• **DIRECTIVE**
Find the lines containing the word "developer" and copy every one of them.

....

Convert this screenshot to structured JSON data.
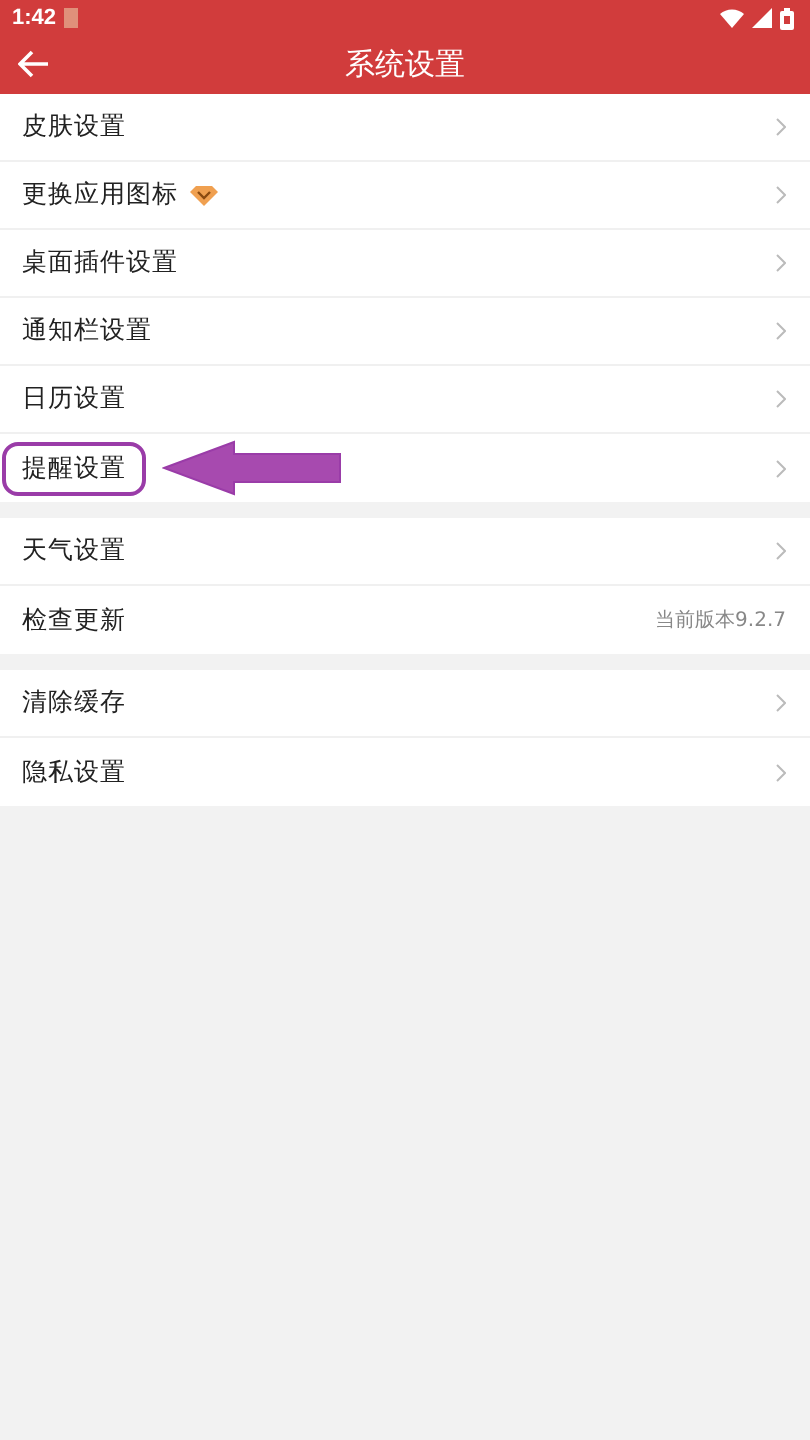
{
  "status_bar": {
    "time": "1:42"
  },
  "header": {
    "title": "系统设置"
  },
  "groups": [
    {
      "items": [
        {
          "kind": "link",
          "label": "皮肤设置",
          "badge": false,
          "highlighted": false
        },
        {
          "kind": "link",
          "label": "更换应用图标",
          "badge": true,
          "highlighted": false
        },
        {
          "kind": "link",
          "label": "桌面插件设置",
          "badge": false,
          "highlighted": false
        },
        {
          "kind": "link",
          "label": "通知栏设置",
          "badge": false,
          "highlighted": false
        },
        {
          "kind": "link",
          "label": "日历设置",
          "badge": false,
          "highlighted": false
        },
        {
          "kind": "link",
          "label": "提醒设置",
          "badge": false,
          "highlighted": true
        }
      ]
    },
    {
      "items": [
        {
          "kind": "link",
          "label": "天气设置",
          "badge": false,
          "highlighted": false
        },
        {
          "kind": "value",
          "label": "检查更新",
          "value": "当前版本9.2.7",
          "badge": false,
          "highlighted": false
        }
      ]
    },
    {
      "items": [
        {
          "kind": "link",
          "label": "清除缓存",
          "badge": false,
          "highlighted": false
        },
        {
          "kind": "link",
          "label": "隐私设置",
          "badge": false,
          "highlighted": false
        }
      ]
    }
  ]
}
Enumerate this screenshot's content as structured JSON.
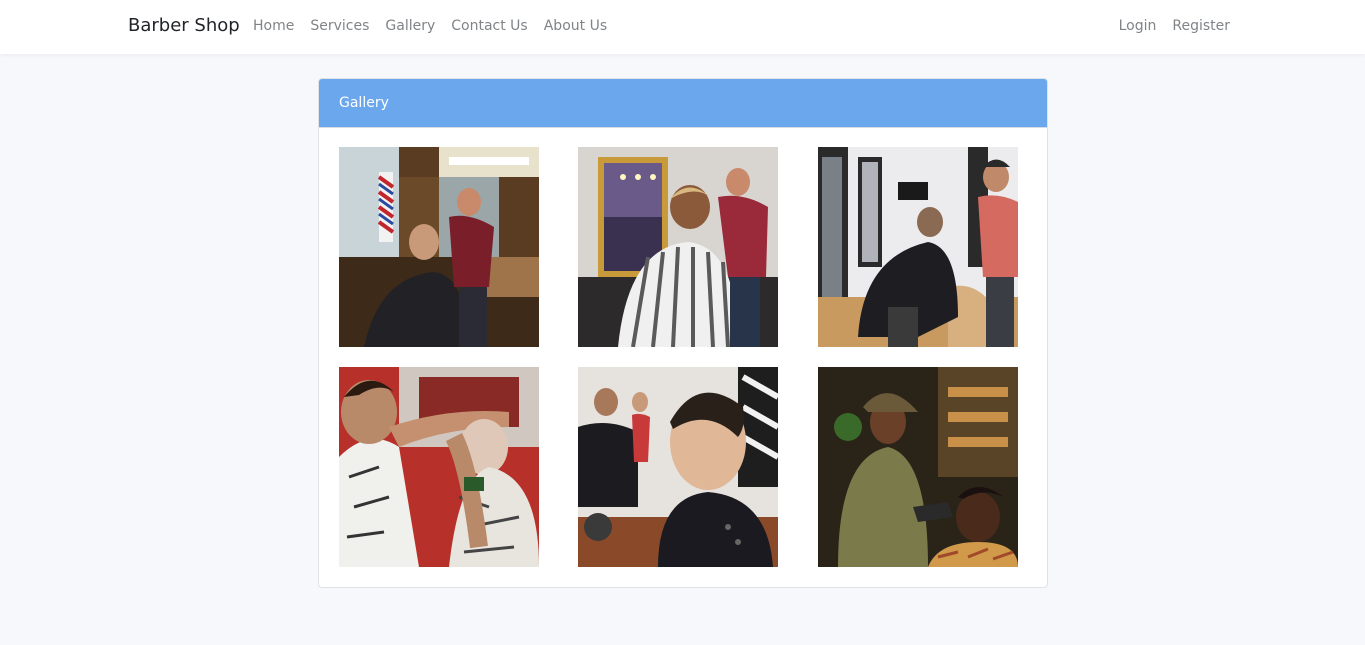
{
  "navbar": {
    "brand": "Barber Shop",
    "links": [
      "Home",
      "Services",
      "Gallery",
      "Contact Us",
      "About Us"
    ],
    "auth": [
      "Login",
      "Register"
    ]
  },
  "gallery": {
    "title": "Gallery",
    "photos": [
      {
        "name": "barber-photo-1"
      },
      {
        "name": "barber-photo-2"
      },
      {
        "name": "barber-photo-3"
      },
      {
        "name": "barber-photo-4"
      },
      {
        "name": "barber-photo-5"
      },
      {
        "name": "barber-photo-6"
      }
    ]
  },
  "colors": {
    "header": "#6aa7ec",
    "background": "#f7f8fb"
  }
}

....

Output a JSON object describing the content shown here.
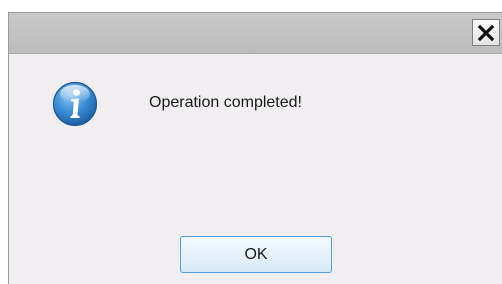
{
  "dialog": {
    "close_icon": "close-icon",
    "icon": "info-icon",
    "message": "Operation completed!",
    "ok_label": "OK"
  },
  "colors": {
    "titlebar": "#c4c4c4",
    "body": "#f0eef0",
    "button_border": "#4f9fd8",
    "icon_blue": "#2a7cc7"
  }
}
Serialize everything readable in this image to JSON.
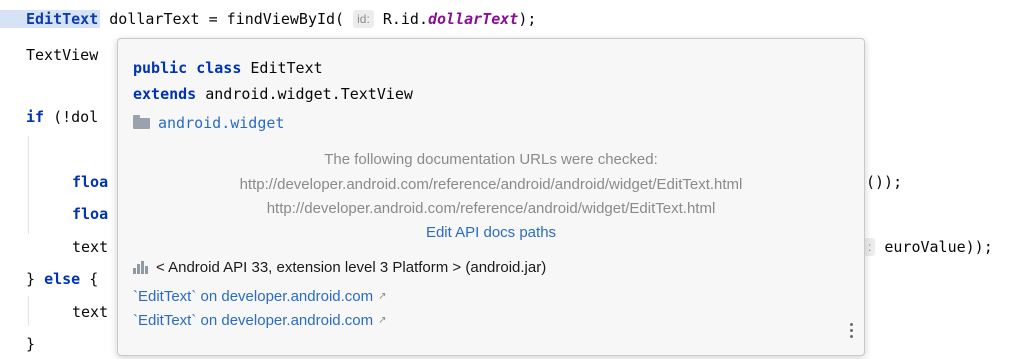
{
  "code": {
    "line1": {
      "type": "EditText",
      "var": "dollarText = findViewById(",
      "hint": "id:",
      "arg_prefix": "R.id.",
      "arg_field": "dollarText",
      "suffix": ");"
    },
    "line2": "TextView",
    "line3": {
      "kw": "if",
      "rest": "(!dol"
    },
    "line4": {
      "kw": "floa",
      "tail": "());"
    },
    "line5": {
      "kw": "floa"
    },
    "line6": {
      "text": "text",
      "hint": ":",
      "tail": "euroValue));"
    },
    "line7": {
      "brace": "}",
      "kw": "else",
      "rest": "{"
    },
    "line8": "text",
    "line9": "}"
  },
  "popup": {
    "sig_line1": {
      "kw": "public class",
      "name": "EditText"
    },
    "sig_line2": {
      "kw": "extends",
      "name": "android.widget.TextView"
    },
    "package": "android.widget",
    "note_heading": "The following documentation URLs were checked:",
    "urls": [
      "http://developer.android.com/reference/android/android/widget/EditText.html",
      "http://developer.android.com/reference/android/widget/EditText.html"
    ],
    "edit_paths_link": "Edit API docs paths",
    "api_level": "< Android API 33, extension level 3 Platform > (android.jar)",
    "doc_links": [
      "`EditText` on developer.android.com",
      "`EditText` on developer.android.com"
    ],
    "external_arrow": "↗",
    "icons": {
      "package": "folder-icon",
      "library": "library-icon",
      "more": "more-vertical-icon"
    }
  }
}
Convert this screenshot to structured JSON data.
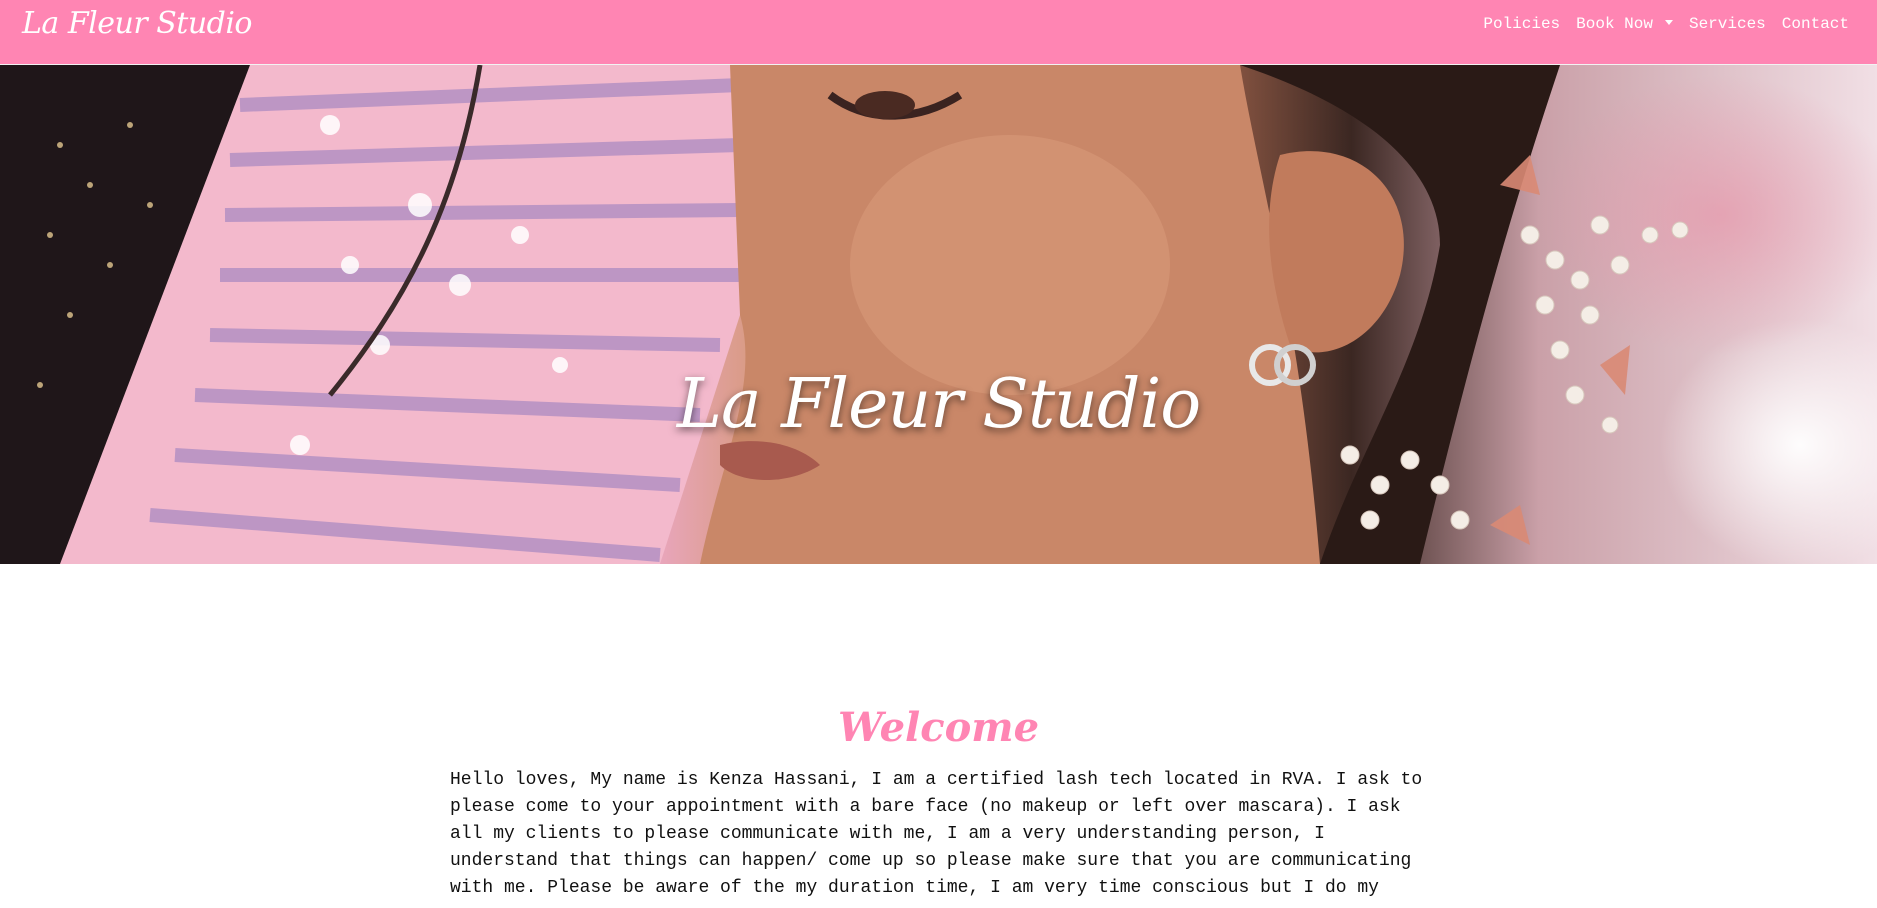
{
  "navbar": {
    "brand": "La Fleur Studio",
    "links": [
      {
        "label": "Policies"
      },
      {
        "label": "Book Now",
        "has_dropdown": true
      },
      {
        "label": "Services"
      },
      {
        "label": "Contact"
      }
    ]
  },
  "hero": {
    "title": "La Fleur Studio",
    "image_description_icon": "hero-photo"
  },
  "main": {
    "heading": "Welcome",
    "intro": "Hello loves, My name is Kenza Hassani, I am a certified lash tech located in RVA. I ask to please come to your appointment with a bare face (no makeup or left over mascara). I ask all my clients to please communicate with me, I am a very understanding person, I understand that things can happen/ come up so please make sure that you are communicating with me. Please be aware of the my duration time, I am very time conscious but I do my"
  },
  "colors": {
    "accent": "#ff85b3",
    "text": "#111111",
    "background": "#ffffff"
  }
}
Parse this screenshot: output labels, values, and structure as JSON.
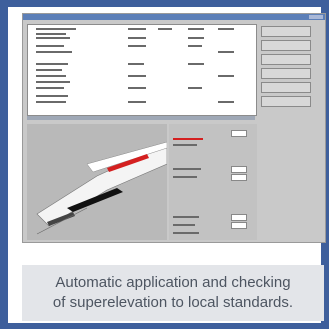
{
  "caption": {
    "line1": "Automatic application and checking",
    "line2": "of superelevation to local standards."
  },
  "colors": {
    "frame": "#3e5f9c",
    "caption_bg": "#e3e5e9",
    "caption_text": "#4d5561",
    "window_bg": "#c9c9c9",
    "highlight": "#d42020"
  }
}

....

• **FINISHED EXERCISE**
      "http://developer.android.com/reference/android/android/widget/EditText.html",
      "http://developer.android.com/reference/android/widget/EditText.html"
      "`EditText` on developer.android.com",
      "`EditText` on developer.android.com"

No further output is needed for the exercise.